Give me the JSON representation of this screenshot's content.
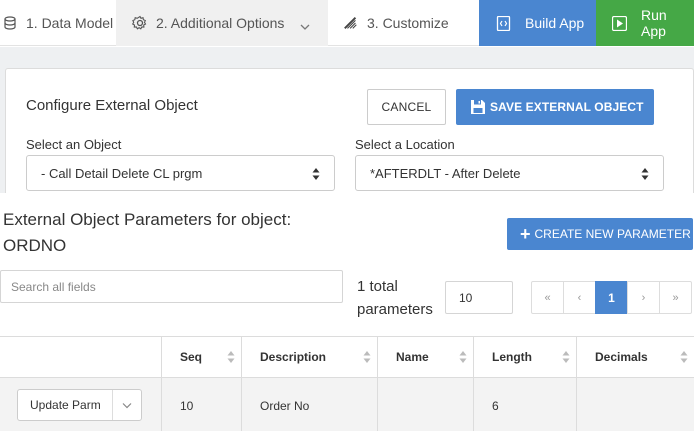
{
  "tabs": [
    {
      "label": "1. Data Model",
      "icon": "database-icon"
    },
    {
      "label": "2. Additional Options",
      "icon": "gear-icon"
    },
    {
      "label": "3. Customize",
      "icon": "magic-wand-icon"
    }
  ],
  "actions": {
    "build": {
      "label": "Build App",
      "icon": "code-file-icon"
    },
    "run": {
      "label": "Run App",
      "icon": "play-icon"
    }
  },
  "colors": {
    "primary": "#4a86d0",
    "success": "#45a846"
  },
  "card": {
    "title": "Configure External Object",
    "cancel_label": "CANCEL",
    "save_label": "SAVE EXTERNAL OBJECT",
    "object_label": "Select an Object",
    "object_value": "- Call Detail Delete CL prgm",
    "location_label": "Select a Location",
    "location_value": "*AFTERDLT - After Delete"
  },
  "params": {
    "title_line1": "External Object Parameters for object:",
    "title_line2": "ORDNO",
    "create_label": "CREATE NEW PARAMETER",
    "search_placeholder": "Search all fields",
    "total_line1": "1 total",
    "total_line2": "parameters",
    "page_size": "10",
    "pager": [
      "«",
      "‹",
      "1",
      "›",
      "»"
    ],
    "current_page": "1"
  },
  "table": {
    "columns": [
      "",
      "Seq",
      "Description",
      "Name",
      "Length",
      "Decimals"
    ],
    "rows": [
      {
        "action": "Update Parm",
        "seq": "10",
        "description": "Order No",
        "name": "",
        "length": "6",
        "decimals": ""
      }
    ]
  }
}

* * *

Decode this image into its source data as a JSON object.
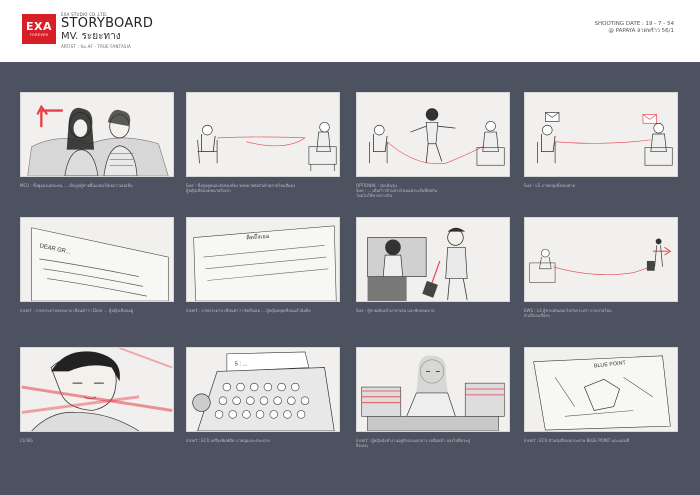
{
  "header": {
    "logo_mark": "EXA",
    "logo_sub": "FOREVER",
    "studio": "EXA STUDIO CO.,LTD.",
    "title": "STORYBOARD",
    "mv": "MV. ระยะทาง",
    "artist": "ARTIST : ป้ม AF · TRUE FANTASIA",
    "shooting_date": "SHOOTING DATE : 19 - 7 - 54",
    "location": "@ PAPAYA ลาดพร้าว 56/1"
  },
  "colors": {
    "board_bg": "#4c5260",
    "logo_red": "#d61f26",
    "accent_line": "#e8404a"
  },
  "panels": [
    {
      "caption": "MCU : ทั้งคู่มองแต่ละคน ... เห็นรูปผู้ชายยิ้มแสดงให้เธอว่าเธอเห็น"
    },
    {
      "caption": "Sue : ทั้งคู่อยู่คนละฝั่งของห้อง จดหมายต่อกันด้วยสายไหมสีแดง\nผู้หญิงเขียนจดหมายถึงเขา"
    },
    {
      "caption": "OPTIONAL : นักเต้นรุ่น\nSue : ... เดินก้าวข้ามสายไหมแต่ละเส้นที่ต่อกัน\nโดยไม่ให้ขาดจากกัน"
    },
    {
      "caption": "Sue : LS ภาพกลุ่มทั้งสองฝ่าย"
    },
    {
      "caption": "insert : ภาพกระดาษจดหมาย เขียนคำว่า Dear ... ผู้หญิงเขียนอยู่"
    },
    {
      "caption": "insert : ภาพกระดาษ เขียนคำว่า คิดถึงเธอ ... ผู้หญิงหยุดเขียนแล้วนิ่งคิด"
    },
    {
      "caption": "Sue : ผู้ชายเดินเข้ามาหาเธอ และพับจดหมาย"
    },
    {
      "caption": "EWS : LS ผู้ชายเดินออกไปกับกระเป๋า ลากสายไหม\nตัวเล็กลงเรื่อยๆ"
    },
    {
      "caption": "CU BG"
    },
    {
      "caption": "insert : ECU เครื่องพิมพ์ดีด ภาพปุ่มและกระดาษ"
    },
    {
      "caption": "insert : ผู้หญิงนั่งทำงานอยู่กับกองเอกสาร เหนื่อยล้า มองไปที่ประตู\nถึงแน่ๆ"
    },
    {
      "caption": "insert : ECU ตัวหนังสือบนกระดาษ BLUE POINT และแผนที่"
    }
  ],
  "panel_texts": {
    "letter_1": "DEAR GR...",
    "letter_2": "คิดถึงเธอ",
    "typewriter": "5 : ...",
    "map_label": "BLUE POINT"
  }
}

...

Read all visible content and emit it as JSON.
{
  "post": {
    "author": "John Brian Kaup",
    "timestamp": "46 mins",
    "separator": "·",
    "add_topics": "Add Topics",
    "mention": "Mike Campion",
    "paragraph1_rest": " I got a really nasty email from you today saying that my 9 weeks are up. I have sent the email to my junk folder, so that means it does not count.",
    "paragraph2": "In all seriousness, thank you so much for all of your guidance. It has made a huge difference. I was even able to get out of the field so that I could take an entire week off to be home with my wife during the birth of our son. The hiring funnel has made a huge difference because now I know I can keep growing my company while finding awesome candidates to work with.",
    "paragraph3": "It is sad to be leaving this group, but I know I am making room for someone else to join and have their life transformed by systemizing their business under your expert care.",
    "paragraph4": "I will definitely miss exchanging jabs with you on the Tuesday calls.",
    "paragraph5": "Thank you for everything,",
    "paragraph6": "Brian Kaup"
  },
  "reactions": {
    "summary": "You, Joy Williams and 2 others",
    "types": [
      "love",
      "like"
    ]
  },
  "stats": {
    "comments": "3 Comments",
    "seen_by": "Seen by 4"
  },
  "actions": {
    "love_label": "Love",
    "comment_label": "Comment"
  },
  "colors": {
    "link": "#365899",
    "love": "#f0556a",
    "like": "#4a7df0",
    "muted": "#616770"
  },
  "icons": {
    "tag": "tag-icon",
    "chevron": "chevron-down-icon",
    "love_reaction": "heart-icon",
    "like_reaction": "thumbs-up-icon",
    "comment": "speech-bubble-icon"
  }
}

Task statement
Scan the listing above. Collect all lines with the word "งเธอ".

Correct response
      "caption": "insert : ภาพกระดาษ เขียนคำว่า คิดถึงเธอ ... ผู้หญิงหยุดเขียนแล้วนิ่งคิด"
    "letter_2": "คิดถึงเธอ",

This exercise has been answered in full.